> [YOUR TASK]:
Pick out each line below containing "this".
── SOURCE RECORDS
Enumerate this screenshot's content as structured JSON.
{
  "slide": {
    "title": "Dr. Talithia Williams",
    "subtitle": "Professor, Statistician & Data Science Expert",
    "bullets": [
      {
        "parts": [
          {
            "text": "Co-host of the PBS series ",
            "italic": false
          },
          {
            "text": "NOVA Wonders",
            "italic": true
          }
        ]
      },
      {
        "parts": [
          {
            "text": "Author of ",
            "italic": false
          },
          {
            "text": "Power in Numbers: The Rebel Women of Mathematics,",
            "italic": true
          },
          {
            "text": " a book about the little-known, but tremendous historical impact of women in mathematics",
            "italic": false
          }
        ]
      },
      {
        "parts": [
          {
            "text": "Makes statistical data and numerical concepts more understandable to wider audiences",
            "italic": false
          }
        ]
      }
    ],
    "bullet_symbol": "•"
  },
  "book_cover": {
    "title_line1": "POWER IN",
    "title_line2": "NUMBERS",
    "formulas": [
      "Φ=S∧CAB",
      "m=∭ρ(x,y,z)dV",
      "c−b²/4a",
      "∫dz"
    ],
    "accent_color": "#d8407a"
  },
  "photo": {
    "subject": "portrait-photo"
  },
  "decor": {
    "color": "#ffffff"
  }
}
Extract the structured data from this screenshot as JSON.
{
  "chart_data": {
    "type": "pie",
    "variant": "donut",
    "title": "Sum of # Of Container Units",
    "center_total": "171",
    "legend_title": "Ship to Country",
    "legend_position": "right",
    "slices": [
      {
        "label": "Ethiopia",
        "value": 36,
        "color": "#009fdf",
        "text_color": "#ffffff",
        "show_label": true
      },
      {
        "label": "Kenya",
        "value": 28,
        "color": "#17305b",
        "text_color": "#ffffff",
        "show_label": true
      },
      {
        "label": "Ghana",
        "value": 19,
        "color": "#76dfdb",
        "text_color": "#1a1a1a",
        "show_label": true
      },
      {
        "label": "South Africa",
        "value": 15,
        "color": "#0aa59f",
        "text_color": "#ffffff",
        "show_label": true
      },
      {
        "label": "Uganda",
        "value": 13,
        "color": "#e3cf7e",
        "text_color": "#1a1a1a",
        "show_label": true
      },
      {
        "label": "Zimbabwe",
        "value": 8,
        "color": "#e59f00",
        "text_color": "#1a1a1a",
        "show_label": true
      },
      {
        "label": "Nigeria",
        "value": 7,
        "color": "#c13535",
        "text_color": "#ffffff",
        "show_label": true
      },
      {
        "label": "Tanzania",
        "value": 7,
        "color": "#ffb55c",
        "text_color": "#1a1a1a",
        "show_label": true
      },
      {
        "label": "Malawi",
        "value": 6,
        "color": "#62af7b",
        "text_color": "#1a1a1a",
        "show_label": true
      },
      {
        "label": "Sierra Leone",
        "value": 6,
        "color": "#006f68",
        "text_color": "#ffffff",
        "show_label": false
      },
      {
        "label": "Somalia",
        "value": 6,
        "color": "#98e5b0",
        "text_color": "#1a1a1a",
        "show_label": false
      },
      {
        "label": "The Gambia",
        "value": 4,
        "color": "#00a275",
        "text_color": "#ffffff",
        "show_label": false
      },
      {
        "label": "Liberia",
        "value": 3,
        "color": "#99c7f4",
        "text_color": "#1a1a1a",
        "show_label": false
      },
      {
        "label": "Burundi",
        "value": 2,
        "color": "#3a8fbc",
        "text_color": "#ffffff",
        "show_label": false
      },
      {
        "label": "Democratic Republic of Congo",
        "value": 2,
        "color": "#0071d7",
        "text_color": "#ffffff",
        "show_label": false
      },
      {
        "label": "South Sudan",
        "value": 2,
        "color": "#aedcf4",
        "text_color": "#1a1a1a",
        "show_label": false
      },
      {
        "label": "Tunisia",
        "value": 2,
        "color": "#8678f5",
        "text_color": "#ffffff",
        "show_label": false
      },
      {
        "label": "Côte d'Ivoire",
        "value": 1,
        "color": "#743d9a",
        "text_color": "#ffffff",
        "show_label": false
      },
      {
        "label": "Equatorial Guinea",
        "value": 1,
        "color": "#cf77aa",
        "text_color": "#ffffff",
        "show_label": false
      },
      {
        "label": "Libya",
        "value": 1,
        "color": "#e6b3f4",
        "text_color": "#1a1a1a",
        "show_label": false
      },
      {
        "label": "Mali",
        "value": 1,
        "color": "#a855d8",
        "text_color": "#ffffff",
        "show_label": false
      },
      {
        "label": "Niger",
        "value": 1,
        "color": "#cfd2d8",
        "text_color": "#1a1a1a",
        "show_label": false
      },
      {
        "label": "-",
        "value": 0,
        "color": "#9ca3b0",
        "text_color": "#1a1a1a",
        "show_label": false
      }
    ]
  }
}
────
> [THE REPLY]:
Enumerate this screenshot's content as structured JSON.
Extract the structured data from this screenshot as JSON.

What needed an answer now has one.